→ **Task instructions**
From the entries below, count every line that contains the word "MERESTONES". Please give the number and nothing else.
──────────
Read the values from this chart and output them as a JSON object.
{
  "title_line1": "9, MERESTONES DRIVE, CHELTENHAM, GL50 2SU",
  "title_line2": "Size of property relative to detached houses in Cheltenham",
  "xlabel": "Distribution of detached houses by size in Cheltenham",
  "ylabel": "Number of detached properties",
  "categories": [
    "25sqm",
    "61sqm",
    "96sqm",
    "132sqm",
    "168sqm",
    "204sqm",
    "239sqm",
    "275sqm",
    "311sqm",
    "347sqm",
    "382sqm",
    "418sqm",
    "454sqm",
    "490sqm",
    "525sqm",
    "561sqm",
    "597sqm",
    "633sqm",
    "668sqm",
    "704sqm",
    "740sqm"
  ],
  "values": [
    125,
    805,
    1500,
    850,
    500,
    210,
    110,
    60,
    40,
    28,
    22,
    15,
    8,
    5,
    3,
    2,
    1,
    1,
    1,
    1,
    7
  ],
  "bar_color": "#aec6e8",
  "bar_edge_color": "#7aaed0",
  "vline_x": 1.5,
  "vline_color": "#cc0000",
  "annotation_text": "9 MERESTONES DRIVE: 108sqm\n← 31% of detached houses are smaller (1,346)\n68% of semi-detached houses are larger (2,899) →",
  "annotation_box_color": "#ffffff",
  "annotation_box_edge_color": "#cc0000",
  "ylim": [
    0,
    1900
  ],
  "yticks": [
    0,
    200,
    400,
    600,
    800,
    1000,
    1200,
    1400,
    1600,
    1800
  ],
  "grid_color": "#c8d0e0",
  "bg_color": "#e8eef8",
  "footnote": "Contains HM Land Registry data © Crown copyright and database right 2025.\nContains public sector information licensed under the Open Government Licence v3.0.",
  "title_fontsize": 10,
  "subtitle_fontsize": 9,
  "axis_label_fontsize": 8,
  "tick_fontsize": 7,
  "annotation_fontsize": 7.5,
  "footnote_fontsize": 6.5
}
──────────
→ **Answer to the task**
2